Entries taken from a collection
============

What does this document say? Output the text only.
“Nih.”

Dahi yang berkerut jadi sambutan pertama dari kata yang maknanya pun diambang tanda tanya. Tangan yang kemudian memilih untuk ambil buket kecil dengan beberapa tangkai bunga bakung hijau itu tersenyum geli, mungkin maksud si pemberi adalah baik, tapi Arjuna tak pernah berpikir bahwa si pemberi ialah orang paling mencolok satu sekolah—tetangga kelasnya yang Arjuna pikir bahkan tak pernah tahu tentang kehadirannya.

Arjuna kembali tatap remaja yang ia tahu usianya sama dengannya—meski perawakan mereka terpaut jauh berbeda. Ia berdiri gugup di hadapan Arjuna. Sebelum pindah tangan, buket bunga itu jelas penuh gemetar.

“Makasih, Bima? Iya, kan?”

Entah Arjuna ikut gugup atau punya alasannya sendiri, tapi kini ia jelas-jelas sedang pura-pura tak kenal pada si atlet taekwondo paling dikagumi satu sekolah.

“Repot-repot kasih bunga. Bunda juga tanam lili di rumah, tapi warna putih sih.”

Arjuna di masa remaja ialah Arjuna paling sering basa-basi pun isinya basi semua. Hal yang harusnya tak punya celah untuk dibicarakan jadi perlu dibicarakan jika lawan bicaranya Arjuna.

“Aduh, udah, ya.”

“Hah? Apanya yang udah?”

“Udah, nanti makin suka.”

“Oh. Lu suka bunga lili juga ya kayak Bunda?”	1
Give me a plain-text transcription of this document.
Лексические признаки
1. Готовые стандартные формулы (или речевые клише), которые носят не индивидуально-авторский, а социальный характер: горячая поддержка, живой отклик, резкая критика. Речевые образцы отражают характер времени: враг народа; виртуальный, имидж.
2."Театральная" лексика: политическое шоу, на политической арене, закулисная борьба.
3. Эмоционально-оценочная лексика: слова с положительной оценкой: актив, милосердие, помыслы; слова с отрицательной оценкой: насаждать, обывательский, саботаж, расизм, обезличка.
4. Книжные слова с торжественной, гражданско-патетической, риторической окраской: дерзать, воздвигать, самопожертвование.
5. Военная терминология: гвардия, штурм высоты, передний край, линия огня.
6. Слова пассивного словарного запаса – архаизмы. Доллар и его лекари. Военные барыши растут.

============

**Written request**:
Where a line of the entries contains the word "text", copy that line.

**The output**:
What does this document say? Output the text only.
Give me a plain-text transcription of this document.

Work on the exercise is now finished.